▶ **SHORT PROBLEM**
Below are some entries. Copy each line that holds the string "they".

▶ **PROVIDED INFORMATION**
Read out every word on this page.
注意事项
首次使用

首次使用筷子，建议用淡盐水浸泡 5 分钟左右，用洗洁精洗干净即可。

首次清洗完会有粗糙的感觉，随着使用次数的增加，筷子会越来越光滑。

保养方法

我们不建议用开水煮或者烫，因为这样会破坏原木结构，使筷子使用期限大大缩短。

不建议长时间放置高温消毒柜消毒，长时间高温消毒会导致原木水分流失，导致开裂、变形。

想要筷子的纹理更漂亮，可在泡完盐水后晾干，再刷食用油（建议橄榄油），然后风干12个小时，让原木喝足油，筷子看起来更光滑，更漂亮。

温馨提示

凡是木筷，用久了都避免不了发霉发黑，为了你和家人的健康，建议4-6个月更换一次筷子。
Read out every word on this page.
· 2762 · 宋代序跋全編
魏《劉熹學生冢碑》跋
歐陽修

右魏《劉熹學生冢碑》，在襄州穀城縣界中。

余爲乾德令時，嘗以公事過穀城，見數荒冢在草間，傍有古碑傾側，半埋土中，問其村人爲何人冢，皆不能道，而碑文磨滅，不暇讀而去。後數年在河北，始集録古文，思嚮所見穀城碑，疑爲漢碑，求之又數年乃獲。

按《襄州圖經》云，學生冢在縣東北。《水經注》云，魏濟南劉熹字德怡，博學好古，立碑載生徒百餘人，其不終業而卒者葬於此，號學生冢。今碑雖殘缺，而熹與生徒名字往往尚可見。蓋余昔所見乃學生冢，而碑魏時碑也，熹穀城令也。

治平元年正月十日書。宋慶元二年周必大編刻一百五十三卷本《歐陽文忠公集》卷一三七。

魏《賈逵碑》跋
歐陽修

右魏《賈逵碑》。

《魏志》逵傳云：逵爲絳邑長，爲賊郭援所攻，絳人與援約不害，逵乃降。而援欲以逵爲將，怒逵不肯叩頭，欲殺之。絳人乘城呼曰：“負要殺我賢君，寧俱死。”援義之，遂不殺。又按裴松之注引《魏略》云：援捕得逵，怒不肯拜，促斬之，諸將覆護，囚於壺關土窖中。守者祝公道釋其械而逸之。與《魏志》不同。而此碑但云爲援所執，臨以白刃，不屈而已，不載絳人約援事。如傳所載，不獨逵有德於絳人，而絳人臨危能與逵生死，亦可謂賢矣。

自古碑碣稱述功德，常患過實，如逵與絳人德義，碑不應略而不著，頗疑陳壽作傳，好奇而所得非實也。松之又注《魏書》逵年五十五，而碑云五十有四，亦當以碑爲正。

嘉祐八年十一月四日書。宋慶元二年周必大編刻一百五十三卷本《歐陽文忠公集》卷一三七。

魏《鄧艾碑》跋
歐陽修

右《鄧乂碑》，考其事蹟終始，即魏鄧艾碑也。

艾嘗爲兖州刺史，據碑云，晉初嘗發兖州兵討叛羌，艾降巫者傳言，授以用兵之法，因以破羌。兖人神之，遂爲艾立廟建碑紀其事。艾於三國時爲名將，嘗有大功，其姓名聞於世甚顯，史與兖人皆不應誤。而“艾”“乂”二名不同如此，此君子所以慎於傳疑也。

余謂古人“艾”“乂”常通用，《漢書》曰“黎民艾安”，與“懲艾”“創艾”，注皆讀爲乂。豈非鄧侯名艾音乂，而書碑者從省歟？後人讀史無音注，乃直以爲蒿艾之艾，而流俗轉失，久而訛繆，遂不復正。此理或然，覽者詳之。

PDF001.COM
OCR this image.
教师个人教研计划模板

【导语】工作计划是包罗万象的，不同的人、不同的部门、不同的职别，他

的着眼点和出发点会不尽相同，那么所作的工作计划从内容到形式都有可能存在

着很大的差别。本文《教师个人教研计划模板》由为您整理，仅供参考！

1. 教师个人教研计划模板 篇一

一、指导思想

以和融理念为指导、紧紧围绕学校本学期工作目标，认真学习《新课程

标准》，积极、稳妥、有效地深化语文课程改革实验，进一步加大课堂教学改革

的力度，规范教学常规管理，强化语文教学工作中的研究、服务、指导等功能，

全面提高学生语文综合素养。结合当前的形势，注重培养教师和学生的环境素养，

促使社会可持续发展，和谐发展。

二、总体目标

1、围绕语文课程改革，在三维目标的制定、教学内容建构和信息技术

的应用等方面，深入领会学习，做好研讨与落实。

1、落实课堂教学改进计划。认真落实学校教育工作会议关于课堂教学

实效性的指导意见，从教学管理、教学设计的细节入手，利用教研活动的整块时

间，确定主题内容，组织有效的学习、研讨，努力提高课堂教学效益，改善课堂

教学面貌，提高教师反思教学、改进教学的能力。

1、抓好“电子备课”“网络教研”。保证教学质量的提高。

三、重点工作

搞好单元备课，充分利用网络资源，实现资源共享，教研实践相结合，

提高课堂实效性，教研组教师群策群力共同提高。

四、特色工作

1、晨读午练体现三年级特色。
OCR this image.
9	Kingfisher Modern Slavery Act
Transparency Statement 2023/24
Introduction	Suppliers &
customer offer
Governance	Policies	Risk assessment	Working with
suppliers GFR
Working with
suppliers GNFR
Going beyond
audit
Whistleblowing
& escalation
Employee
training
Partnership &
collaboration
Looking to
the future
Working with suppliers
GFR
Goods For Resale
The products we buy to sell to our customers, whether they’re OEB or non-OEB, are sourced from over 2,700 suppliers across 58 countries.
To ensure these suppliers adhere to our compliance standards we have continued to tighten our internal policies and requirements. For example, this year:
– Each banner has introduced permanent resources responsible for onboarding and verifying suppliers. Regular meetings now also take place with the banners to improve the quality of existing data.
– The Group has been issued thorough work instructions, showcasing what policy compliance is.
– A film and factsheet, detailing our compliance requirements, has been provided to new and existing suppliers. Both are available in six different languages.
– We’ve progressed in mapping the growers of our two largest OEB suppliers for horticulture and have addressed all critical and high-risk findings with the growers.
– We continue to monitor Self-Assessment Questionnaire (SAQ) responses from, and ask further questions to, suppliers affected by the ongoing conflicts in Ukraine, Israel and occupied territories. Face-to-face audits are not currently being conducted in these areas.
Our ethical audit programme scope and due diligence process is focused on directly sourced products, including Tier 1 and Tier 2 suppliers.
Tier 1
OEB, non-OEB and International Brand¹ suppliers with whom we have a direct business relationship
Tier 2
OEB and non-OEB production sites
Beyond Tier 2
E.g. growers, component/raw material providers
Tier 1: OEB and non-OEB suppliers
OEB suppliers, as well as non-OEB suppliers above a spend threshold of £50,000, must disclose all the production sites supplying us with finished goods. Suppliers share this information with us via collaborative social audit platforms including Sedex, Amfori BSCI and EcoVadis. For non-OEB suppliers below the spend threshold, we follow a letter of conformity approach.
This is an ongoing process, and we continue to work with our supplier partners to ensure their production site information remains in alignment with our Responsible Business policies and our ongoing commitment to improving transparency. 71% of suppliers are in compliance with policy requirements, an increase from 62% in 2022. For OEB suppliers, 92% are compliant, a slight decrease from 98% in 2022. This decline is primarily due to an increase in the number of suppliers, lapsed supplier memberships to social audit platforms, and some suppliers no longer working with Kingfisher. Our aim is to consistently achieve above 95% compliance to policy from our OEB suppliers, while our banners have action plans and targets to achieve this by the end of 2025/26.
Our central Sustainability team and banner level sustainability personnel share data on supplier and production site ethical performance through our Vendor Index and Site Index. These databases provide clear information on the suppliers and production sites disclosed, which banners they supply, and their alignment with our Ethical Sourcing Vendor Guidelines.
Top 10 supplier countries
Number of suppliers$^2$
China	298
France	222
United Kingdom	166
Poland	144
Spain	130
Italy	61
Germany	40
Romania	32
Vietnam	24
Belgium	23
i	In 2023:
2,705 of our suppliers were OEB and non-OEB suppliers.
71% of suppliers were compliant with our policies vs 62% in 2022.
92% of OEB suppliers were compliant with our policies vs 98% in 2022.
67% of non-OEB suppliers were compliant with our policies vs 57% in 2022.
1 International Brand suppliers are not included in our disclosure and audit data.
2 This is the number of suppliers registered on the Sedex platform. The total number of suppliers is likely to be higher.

▶ **FULL ANSWER**
The products we buy to sell to our customers, whether they’re OEB or non-OEB, are sourced from over 2,700 suppliers across 58 countries.
Our central Sustainability team and banner level sustainability personnel share data on supplier and production site ethical performance through our Vendor Index and Site Index. These databases provide clear information on the suppliers and production sites disclosed, which banners they supply, and their alignment with our Ethical Sourcing Vendor Guidelines.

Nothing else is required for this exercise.